(Stored data)
□ □ □

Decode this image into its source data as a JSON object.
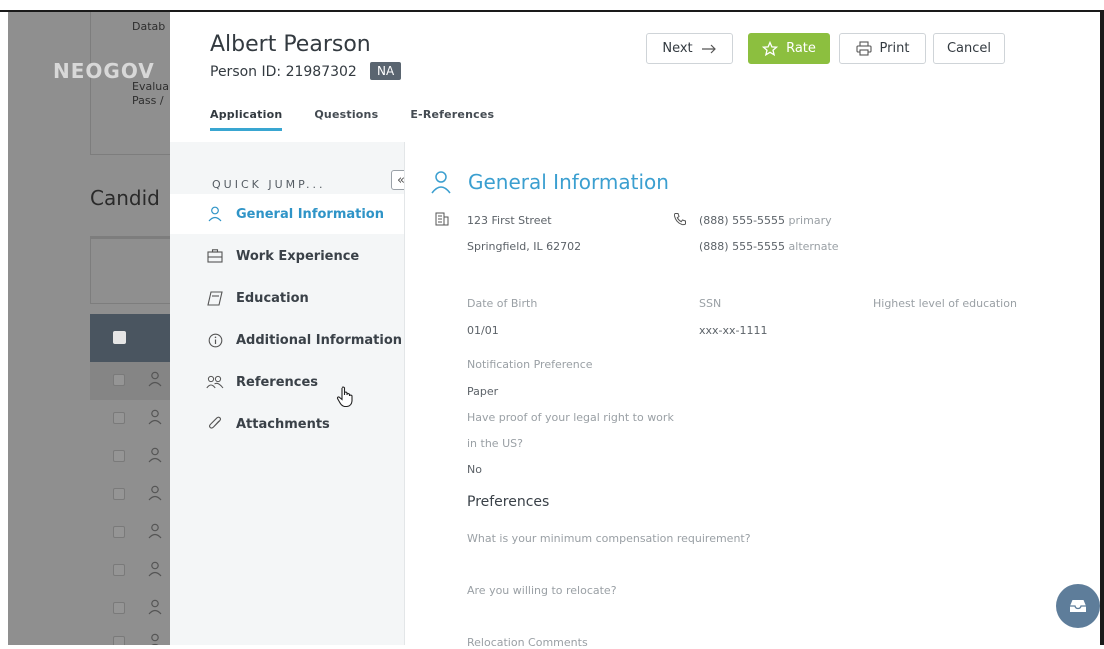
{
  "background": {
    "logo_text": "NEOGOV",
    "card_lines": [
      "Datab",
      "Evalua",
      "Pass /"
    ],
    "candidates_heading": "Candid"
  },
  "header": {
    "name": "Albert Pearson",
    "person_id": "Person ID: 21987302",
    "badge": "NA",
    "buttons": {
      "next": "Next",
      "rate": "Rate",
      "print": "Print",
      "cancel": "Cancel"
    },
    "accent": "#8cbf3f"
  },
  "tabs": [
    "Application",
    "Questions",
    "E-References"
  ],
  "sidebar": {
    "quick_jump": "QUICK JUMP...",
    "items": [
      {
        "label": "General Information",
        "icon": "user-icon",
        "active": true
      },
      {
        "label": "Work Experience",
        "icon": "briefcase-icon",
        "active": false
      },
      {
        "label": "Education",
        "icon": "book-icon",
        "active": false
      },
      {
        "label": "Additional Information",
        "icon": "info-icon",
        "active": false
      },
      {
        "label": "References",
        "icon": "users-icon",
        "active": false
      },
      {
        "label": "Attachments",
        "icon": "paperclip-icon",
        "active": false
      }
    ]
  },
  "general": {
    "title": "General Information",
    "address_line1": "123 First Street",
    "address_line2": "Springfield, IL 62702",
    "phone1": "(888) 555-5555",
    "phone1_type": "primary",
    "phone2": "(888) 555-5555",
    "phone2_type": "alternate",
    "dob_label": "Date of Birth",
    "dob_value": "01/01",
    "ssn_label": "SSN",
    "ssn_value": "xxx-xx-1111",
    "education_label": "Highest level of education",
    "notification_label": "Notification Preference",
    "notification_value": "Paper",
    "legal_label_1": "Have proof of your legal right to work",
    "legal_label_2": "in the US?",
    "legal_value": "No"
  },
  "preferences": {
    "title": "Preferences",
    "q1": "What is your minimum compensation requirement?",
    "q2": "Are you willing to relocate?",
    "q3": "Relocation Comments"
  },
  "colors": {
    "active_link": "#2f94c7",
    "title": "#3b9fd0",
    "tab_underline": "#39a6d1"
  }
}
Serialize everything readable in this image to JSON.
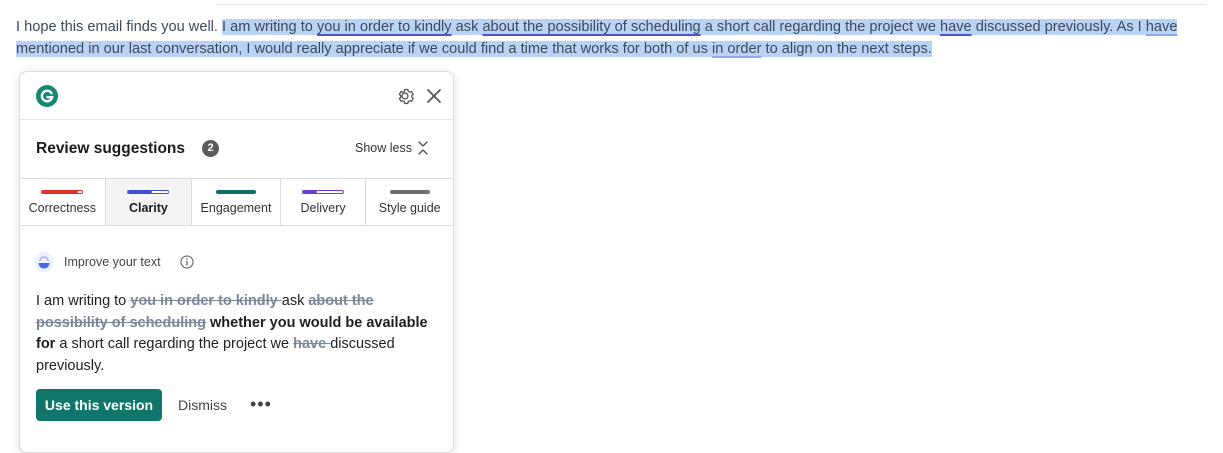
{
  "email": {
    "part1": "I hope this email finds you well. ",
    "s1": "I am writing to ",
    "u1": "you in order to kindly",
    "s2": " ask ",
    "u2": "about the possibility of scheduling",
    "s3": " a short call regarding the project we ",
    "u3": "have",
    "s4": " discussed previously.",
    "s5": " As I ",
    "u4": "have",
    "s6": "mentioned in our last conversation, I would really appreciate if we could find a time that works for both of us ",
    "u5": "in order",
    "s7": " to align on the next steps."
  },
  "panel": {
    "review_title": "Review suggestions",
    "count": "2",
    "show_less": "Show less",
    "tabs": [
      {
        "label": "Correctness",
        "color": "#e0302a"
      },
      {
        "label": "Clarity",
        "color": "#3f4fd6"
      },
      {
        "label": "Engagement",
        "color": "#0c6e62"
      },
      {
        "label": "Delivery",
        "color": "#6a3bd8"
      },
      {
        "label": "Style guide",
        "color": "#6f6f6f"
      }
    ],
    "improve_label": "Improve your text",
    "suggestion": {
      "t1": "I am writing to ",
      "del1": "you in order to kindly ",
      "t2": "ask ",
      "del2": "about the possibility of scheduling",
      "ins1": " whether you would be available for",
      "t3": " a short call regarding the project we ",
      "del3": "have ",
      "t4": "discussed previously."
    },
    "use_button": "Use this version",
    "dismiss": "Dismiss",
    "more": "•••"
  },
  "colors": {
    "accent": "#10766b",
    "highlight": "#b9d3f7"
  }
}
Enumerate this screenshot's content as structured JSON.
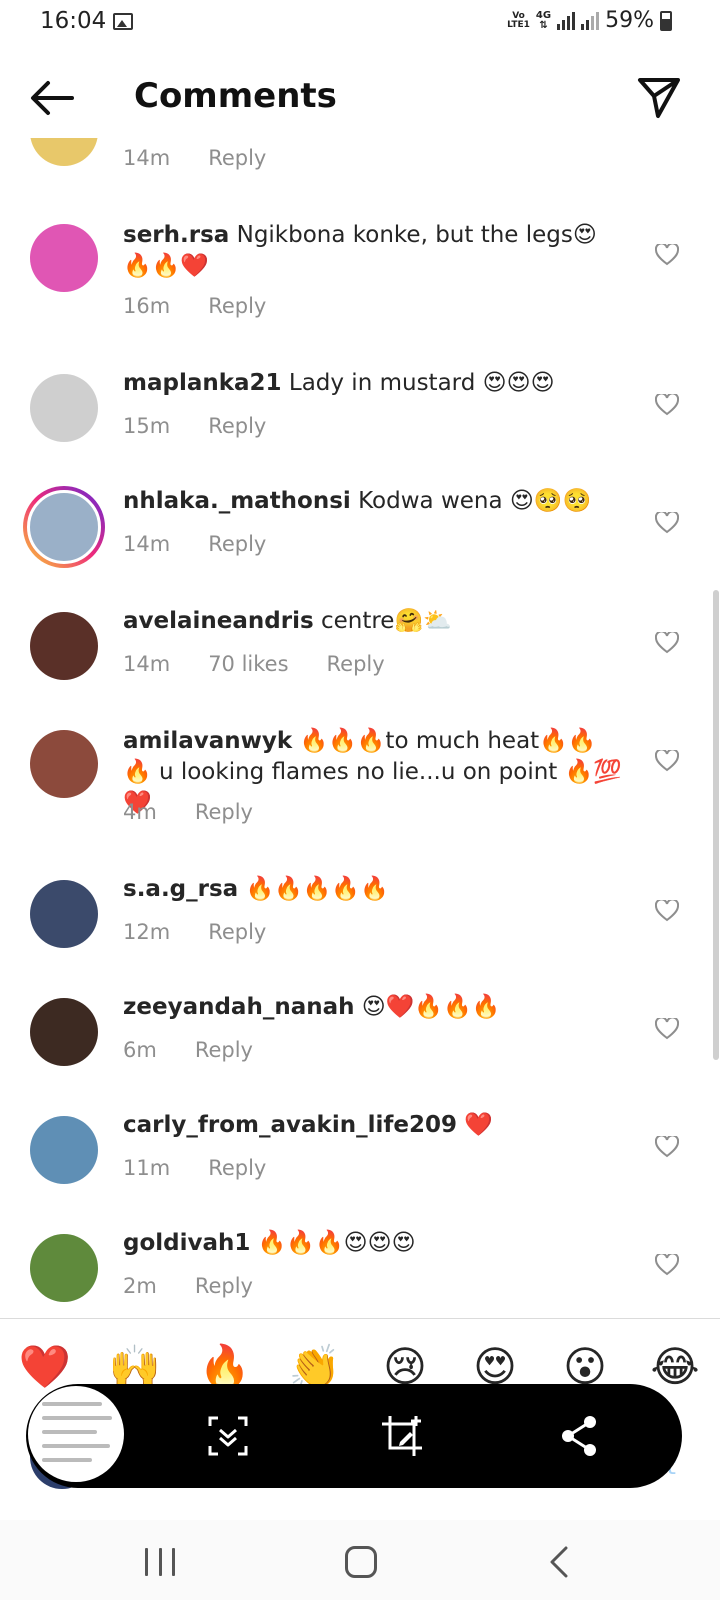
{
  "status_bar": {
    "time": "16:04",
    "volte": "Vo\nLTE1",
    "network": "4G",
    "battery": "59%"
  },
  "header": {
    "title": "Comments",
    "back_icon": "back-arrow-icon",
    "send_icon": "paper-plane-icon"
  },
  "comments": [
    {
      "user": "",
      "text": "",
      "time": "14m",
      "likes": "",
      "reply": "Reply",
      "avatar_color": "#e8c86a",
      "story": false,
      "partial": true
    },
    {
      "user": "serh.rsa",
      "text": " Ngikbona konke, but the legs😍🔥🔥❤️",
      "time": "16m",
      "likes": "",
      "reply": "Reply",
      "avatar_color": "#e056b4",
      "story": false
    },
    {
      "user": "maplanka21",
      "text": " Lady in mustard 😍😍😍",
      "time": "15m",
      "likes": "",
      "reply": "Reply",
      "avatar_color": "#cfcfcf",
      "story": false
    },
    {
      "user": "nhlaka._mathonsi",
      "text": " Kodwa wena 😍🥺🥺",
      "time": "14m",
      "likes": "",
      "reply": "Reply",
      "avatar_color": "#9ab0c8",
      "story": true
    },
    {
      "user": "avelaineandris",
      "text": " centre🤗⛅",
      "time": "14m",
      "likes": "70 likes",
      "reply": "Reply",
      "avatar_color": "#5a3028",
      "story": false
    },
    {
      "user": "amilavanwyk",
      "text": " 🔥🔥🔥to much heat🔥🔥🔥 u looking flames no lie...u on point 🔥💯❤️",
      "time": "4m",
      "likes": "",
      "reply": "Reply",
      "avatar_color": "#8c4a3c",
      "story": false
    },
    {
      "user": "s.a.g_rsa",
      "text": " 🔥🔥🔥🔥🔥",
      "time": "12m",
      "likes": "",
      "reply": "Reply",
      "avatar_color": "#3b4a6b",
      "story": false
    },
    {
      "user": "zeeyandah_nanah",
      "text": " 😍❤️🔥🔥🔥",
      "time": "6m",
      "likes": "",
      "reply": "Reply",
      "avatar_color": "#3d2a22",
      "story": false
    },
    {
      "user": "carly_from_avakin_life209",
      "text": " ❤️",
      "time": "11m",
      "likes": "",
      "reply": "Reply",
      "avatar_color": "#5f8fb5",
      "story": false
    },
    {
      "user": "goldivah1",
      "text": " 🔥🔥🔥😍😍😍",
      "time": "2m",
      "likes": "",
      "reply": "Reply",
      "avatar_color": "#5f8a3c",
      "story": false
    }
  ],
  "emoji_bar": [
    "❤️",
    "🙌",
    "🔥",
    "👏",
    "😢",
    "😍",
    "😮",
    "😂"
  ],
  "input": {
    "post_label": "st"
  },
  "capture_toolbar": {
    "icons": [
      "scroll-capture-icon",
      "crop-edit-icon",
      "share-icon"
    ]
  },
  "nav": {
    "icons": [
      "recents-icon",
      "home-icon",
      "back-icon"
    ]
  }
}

□ □ □

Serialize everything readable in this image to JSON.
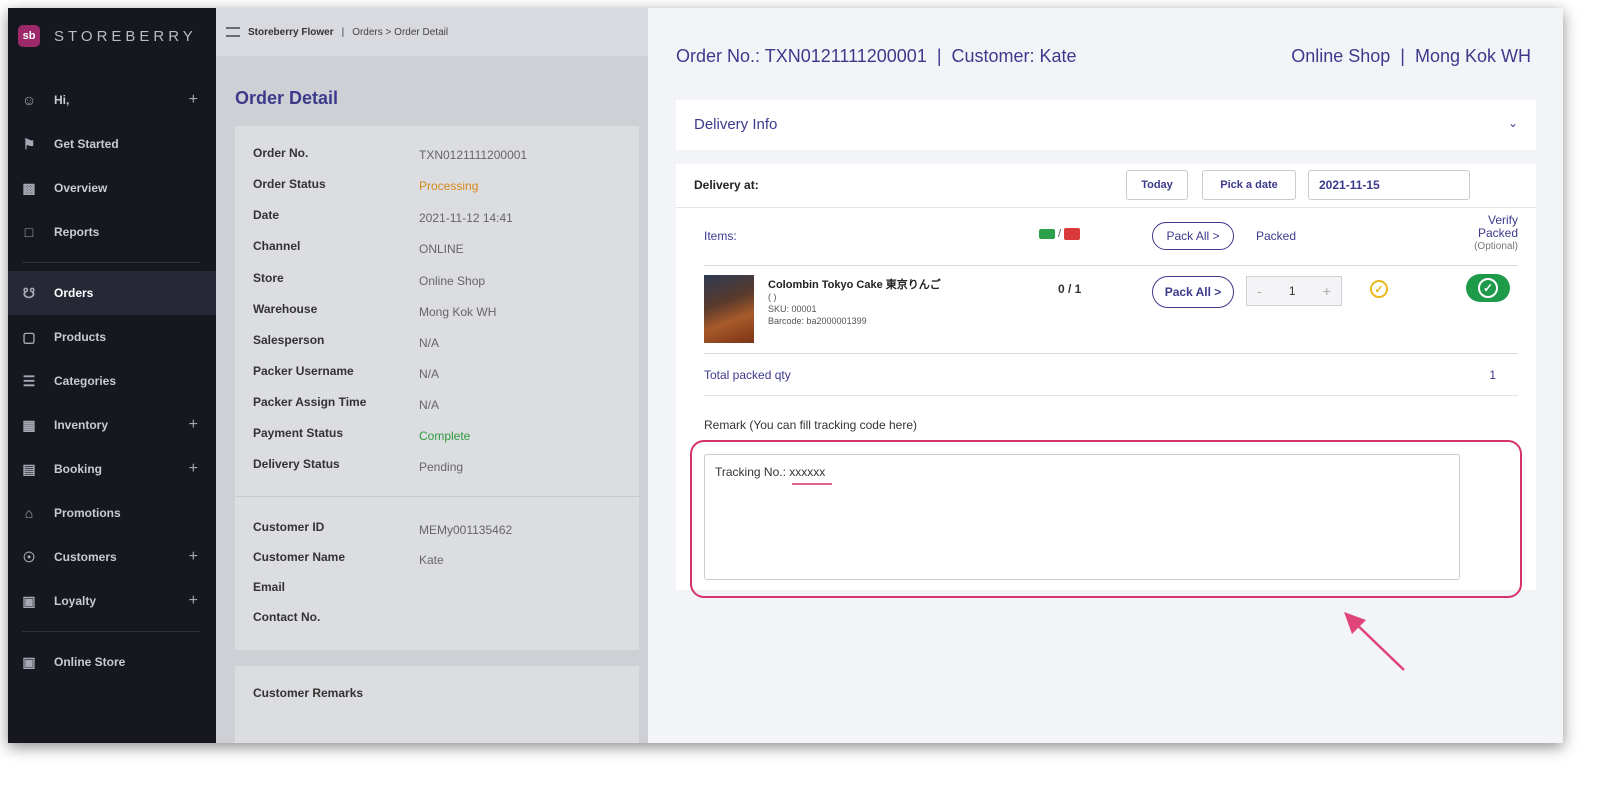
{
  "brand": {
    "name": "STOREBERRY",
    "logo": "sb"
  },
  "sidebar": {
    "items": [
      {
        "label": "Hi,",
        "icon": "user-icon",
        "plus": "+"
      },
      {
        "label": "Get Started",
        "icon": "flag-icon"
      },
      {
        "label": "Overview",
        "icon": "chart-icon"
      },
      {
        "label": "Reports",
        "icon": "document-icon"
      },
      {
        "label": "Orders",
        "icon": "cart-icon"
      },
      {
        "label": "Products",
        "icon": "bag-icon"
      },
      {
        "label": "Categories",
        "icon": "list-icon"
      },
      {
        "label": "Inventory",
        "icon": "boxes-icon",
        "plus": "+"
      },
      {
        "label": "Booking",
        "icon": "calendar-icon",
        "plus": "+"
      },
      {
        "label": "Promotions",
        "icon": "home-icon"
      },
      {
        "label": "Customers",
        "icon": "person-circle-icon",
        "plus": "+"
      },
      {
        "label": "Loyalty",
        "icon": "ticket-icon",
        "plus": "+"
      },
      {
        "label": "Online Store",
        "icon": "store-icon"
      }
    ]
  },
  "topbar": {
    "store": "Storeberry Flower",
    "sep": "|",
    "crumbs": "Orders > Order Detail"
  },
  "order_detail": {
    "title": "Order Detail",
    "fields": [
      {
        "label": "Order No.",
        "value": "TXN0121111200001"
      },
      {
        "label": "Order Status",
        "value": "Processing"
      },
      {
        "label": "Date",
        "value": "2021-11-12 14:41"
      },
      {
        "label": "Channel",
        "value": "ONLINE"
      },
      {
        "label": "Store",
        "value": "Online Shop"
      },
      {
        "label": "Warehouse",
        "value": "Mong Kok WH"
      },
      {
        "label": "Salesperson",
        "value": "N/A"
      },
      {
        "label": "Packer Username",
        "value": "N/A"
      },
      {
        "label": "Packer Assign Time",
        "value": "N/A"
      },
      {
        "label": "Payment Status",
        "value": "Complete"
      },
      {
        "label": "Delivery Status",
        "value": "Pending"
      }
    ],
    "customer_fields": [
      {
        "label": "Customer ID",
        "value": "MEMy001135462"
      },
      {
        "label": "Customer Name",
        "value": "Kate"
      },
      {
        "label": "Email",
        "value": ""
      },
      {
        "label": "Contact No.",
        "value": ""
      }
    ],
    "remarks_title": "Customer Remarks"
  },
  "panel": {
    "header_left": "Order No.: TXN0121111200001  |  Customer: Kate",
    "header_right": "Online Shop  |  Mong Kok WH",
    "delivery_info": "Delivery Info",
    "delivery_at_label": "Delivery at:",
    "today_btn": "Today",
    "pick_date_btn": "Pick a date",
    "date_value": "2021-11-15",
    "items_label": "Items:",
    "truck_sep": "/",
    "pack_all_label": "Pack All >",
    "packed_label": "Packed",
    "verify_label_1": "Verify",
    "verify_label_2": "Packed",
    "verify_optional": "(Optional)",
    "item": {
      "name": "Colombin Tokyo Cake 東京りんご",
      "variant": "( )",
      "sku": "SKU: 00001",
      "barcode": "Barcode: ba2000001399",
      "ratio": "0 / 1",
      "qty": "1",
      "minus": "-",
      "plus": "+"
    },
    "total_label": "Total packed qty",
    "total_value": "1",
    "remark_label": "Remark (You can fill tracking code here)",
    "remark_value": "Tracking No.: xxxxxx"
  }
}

□ □ □

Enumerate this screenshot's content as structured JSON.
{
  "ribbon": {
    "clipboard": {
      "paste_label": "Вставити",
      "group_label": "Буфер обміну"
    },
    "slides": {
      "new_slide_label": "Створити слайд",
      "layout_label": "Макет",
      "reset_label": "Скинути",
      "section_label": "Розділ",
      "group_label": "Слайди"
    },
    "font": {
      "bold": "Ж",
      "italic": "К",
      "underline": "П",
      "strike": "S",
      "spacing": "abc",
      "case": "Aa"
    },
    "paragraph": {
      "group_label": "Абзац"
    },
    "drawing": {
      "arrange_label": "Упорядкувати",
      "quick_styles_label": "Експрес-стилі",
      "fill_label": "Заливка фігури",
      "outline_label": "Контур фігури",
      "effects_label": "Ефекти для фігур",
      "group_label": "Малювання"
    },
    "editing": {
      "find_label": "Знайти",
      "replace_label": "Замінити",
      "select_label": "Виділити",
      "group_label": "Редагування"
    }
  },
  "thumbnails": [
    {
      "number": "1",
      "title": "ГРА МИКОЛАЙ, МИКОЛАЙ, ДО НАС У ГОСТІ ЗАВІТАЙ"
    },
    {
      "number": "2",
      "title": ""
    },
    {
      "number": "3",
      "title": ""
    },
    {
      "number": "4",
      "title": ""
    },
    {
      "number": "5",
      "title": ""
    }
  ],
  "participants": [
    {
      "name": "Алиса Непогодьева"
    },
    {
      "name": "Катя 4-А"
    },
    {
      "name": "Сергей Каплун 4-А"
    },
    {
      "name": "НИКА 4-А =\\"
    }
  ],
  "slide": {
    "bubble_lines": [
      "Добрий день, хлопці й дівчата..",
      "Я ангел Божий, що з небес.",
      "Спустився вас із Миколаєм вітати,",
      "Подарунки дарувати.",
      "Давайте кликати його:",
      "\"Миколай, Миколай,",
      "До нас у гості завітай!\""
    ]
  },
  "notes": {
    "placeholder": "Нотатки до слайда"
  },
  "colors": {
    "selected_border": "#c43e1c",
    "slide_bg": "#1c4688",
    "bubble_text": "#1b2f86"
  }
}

□ □ □

### [Instruction]
Above are lines of data; state how many of them contain the word "project", with no other output.

### [Solved problem]
2